What is expected: Skip all pictures; return exactly the lines from the one containing "Decode this image" through the end of the data.

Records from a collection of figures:
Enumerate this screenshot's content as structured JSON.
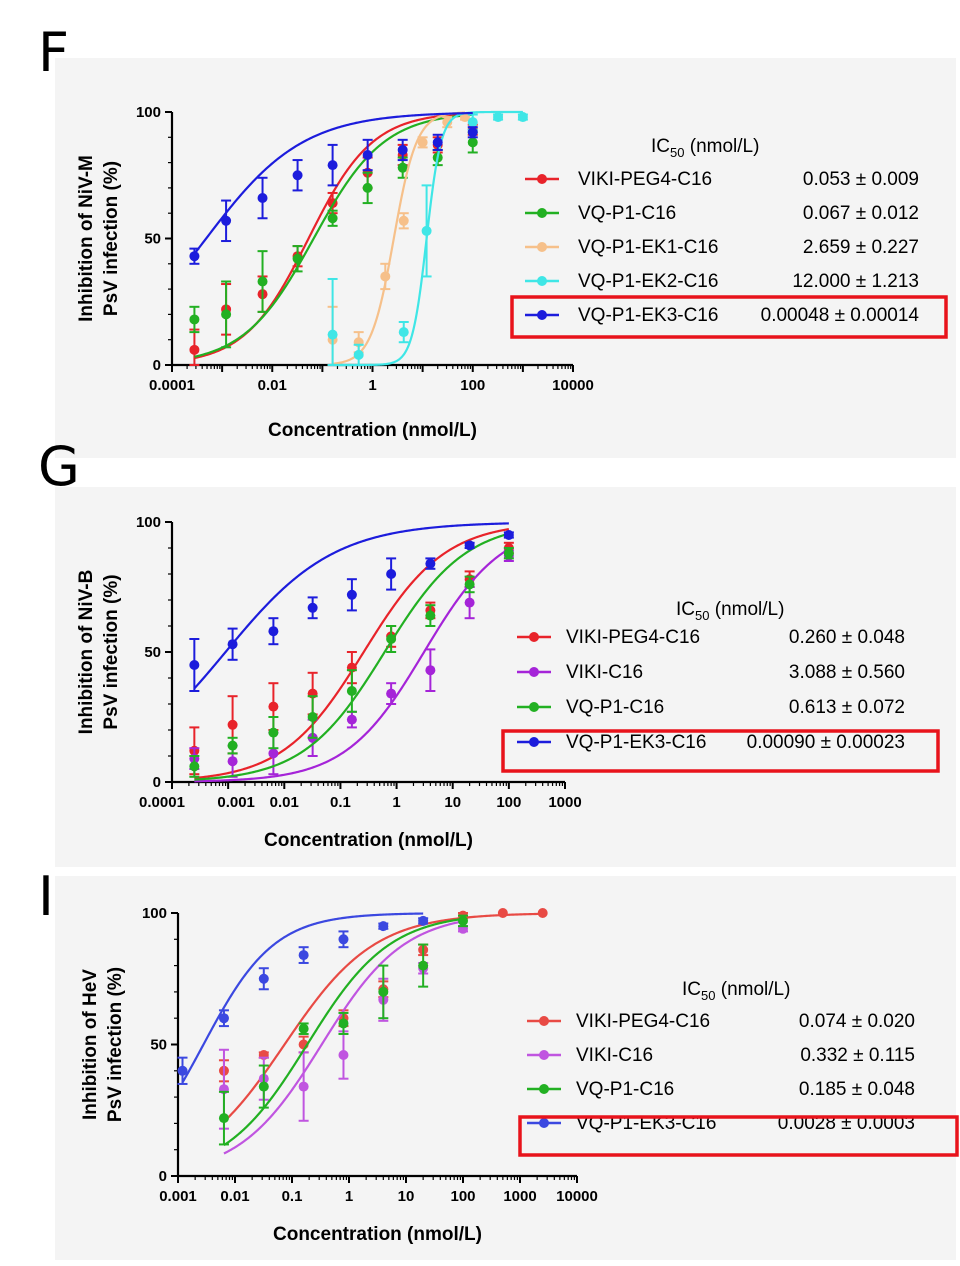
{
  "chart_data": [
    {
      "panel": "F",
      "type": "line",
      "xscale": "log",
      "xlim": [
        0.0001,
        10000
      ],
      "ylim": [
        0,
        100
      ],
      "xticks": [
        "0.0001",
        "0.01",
        "1",
        "100",
        "10000"
      ],
      "yticks": [
        "0",
        "50",
        "100"
      ],
      "xlabel": "Concentration (nmol/L)",
      "ylabel_line1": "Inhibition of NiV-M",
      "ylabel_line2": "PsV infection (%)",
      "legend_title_main": "IC",
      "legend_title_sub": "50",
      "legend_title_unit": " (nmol/L)",
      "highlighted_series": "VQ-P1-EK3-C16",
      "series": [
        {
          "name": "VIKI-PEG4-C16",
          "ic50_text": "0.053 ± 0.009",
          "color": "#e8232a",
          "ic50": 0.053,
          "hill": 0.68,
          "x": [
            0.00028,
            0.0012,
            0.0064,
            0.032,
            0.16,
            0.8,
            4,
            20,
            100
          ],
          "y": [
            6,
            22,
            28,
            43,
            64,
            76,
            83,
            87,
            93
          ],
          "err": [
            8,
            10,
            7,
            4,
            4,
            6,
            4,
            3,
            2
          ]
        },
        {
          "name": "VQ-P1-C16",
          "ic50_text": "0.067 ± 0.012",
          "color": "#22b022",
          "ic50": 0.067,
          "hill": 0.62,
          "x": [
            0.00028,
            0.0012,
            0.0064,
            0.032,
            0.16,
            0.8,
            4,
            20,
            100
          ],
          "y": [
            18,
            20,
            33,
            42,
            58,
            70,
            78,
            82,
            88
          ],
          "err": [
            5,
            13,
            12,
            5,
            3,
            6,
            4,
            3,
            4
          ]
        },
        {
          "name": "VQ-P1-EK1-C16",
          "ic50_text": "2.659 ± 0.227",
          "color": "#f6c08a",
          "ic50": 2.659,
          "hill": 1.9,
          "x": [
            0.16,
            0.53,
            1.8,
            4.2,
            10,
            31,
            70
          ],
          "y": [
            10,
            9,
            35,
            57,
            88,
            96,
            98
          ],
          "err": [
            13,
            4,
            5,
            3,
            2,
            2,
            1
          ]
        },
        {
          "name": "VQ-P1-EK2-C16",
          "ic50_text": "12.000 ± 1.213",
          "color": "#3fe6e6",
          "ic50": 12.0,
          "hill": 3.0,
          "x": [
            0.16,
            0.53,
            4.2,
            12,
            100,
            320,
            1000
          ],
          "y": [
            12,
            4,
            13,
            53,
            96,
            98,
            98
          ],
          "err": [
            22,
            4,
            4,
            18,
            3,
            1,
            1
          ]
        },
        {
          "name": "VQ-P1-EK3-C16",
          "ic50_text": "0.00048 ± 0.00014",
          "color": "#1c1cdc",
          "ic50": 0.00048,
          "hill": 0.45,
          "x": [
            0.00028,
            0.0012,
            0.0064,
            0.032,
            0.16,
            0.8,
            4,
            20,
            100
          ],
          "y": [
            43,
            57,
            66,
            75,
            79,
            83,
            85,
            88,
            92
          ],
          "err": [
            3,
            8,
            8,
            6,
            8,
            6,
            4,
            3,
            2
          ]
        }
      ]
    },
    {
      "panel": "G",
      "type": "line",
      "xscale": "log",
      "xlim": [
        0.0001,
        1000
      ],
      "ylim": [
        0,
        100
      ],
      "xticks": [
        "0.0001",
        "0.001",
        "0.01",
        "0.1",
        "1",
        "10",
        "100",
        "1000"
      ],
      "yticks": [
        "0",
        "50",
        "100"
      ],
      "xlabel": "Concentration (nmol/L)",
      "ylabel_line1": "Inhibition of NiV-B",
      "ylabel_line2": "PsV infection (%)",
      "legend_title_main": "IC",
      "legend_title_sub": "50",
      "legend_title_unit": " (nmol/L)",
      "highlighted_series": "VQ-P1-EK3-C16",
      "series": [
        {
          "name": "VIKI-PEG4-C16",
          "ic50_text": "0.260 ± 0.048",
          "color": "#e8232a",
          "ic50": 0.26,
          "hill": 0.6,
          "x": [
            0.00025,
            0.0012,
            0.0064,
            0.032,
            0.16,
            0.8,
            4,
            20,
            100
          ],
          "y": [
            12,
            22,
            29,
            34,
            44,
            56,
            66,
            78,
            90
          ],
          "err": [
            9,
            11,
            9,
            8,
            6,
            4,
            3,
            3,
            2
          ]
        },
        {
          "name": "VIKI-C16",
          "ic50_text": "3.088 ± 0.560",
          "color": "#a524d8",
          "ic50": 3.088,
          "hill": 0.62,
          "x": [
            0.00025,
            0.0012,
            0.0064,
            0.032,
            0.16,
            0.8,
            4,
            20,
            100
          ],
          "y": [
            9,
            8,
            11,
            17,
            24,
            34,
            43,
            69,
            87
          ],
          "err": [
            4,
            6,
            8,
            7,
            3,
            4,
            8,
            6,
            2
          ]
        },
        {
          "name": "VQ-P1-C16",
          "ic50_text": "0.613 ± 0.072",
          "color": "#22b022",
          "ic50": 0.613,
          "hill": 0.6,
          "x": [
            0.00025,
            0.0012,
            0.0064,
            0.032,
            0.16,
            0.8,
            4,
            20,
            100
          ],
          "y": [
            6,
            14,
            19,
            25,
            35,
            55,
            64,
            76,
            88
          ],
          "err": [
            4,
            3,
            6,
            8,
            8,
            5,
            4,
            3,
            2
          ]
        },
        {
          "name": "VQ-P1-EK3-C16",
          "ic50_text": "0.00090 ± 0.00023",
          "color": "#1c1cdc",
          "ic50": 0.0009,
          "hill": 0.45,
          "x": [
            0.00025,
            0.0012,
            0.0064,
            0.032,
            0.16,
            0.8,
            4,
            20,
            100
          ],
          "y": [
            45,
            53,
            58,
            67,
            72,
            80,
            84,
            91,
            95
          ],
          "err": [
            10,
            6,
            5,
            4,
            6,
            6,
            2,
            1,
            1
          ]
        }
      ]
    },
    {
      "panel": "I",
      "type": "line",
      "xscale": "log",
      "xlim": [
        0.001,
        10000
      ],
      "ylim": [
        0,
        100
      ],
      "xticks": [
        "0.001",
        "0.01",
        "0.1",
        "1",
        "10",
        "100",
        "1000",
        "10000"
      ],
      "yticks": [
        "0",
        "50",
        "100"
      ],
      "xlabel": "Concentration (nmol/L)",
      "ylabel_line1": "Inhibition of HeV",
      "ylabel_line2": "PsV infection (%)",
      "legend_title_main": "IC",
      "legend_title_sub": "50",
      "legend_title_unit": " (nmol/L)",
      "highlighted_series": "VQ-P1-EK3-C16",
      "series": [
        {
          "name": "VIKI-PEG4-C16",
          "ic50_text": "0.074 ± 0.020",
          "color": "#e84a44",
          "ic50": 0.074,
          "hill": 0.55,
          "x": [
            0.0064,
            0.032,
            0.16,
            0.8,
            4,
            20,
            100,
            500,
            2500
          ],
          "y": [
            40,
            46,
            50,
            60,
            71,
            86,
            99,
            100,
            100
          ],
          "err": [
            4,
            1,
            3,
            3,
            3,
            2,
            1,
            0,
            0
          ]
        },
        {
          "name": "VIKI-C16",
          "ic50_text": "0.332 ± 0.115",
          "color": "#c055e0",
          "ic50": 0.332,
          "hill": 0.6,
          "x": [
            0.0064,
            0.032,
            0.16,
            0.8,
            4,
            20,
            100
          ],
          "y": [
            33,
            37,
            34,
            46,
            67,
            79,
            94
          ],
          "err": [
            15,
            8,
            13,
            9,
            8,
            2,
            1
          ]
        },
        {
          "name": "VQ-P1-C16",
          "ic50_text": "0.185 ± 0.048",
          "color": "#22b022",
          "ic50": 0.185,
          "hill": 0.6,
          "x": [
            0.0064,
            0.032,
            0.16,
            0.8,
            4,
            20,
            100
          ],
          "y": [
            22,
            34,
            56,
            58,
            70,
            80,
            97
          ],
          "err": [
            10,
            8,
            2,
            4,
            10,
            8,
            2
          ]
        },
        {
          "name": "VQ-P1-EK3-C16",
          "ic50_text": "0.0028 ± 0.0003",
          "color": "#3b48e0",
          "ic50": 0.0028,
          "hill": 0.7,
          "x": [
            0.0012,
            0.0064,
            0.032,
            0.16,
            0.8,
            4,
            20
          ],
          "y": [
            40,
            60,
            75,
            84,
            90,
            95,
            97
          ],
          "err": [
            5,
            3,
            4,
            3,
            3,
            1,
            1
          ]
        }
      ]
    }
  ]
}
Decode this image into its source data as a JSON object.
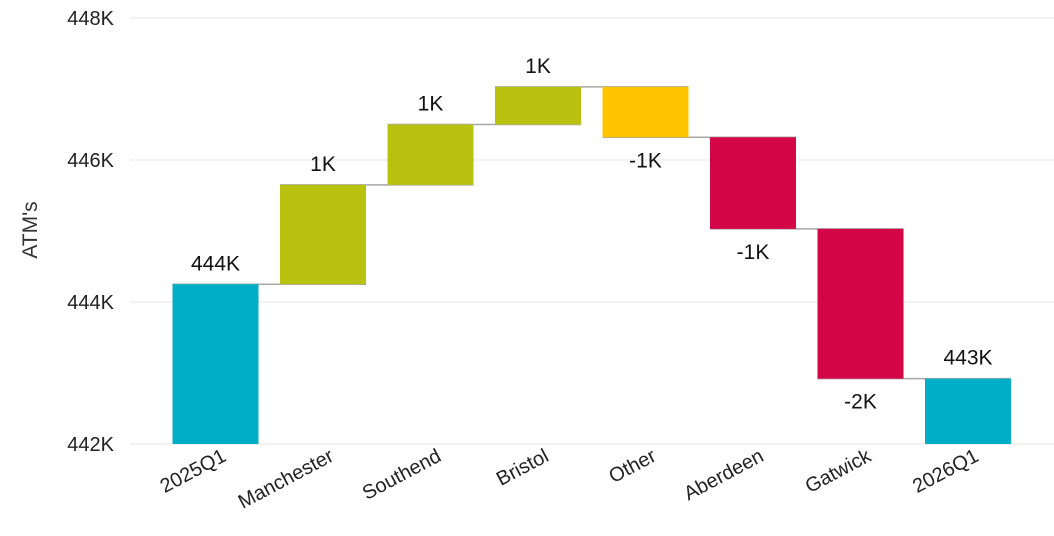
{
  "chart_data": {
    "type": "waterfall",
    "ylabel": "ATM's",
    "ylim": [
      442000,
      448000
    ],
    "yticks": [
      442000,
      444000,
      446000,
      448000
    ],
    "ytick_labels": [
      "442K",
      "444K",
      "446K",
      "448K"
    ],
    "grid": true,
    "categories": [
      "2025Q1",
      "Manchester",
      "Southend",
      "Bristol",
      "Other",
      "Aberdeen",
      "Gatwick",
      "2026Q1"
    ],
    "bars": [
      {
        "category": "2025Q1",
        "kind": "total",
        "start": 442000,
        "end": 444250,
        "label": "444K",
        "color": "#00ADC6"
      },
      {
        "category": "Manchester",
        "kind": "increase",
        "start": 444250,
        "end": 445650,
        "label": "1K",
        "color": "#B8C20F"
      },
      {
        "category": "Southend",
        "kind": "increase",
        "start": 445650,
        "end": 446500,
        "label": "1K",
        "color": "#B8C20F"
      },
      {
        "category": "Bristol",
        "kind": "increase",
        "start": 446500,
        "end": 447030,
        "label": "1K",
        "color": "#B8C20F"
      },
      {
        "category": "Other",
        "kind": "decrease",
        "start": 447030,
        "end": 446320,
        "label": "-1K",
        "color": "#FFC400"
      },
      {
        "category": "Aberdeen",
        "kind": "decrease",
        "start": 446320,
        "end": 445030,
        "label": "-1K",
        "color": "#D40647"
      },
      {
        "category": "Gatwick",
        "kind": "decrease",
        "start": 445030,
        "end": 442920,
        "label": "-2K",
        "color": "#D40647"
      },
      {
        "category": "2026Q1",
        "kind": "total",
        "start": 442000,
        "end": 442920,
        "label": "443K",
        "color": "#00ADC6"
      }
    ]
  }
}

Completed exercise:
Decode this image into its source data as a JSON object.
{
  "chart_data": {
    "type": "waterfall",
    "ylabel": "ATM's",
    "ylim": [
      442000,
      448000
    ],
    "yticks": [
      442000,
      444000,
      446000,
      448000
    ],
    "ytick_labels": [
      "442K",
      "444K",
      "446K",
      "448K"
    ],
    "grid": true,
    "categories": [
      "2025Q1",
      "Manchester",
      "Southend",
      "Bristol",
      "Other",
      "Aberdeen",
      "Gatwick",
      "2026Q1"
    ],
    "bars": [
      {
        "category": "2025Q1",
        "kind": "total",
        "start": 442000,
        "end": 444250,
        "label": "444K",
        "color": "#00ADC6"
      },
      {
        "category": "Manchester",
        "kind": "increase",
        "start": 444250,
        "end": 445650,
        "label": "1K",
        "color": "#B8C20F"
      },
      {
        "category": "Southend",
        "kind": "increase",
        "start": 445650,
        "end": 446500,
        "label": "1K",
        "color": "#B8C20F"
      },
      {
        "category": "Bristol",
        "kind": "increase",
        "start": 446500,
        "end": 447030,
        "label": "1K",
        "color": "#B8C20F"
      },
      {
        "category": "Other",
        "kind": "decrease",
        "start": 447030,
        "end": 446320,
        "label": "-1K",
        "color": "#FFC400"
      },
      {
        "category": "Aberdeen",
        "kind": "decrease",
        "start": 446320,
        "end": 445030,
        "label": "-1K",
        "color": "#D40647"
      },
      {
        "category": "Gatwick",
        "kind": "decrease",
        "start": 445030,
        "end": 442920,
        "label": "-2K",
        "color": "#D40647"
      },
      {
        "category": "2026Q1",
        "kind": "total",
        "start": 442000,
        "end": 442920,
        "label": "443K",
        "color": "#00ADC6"
      }
    ]
  }
}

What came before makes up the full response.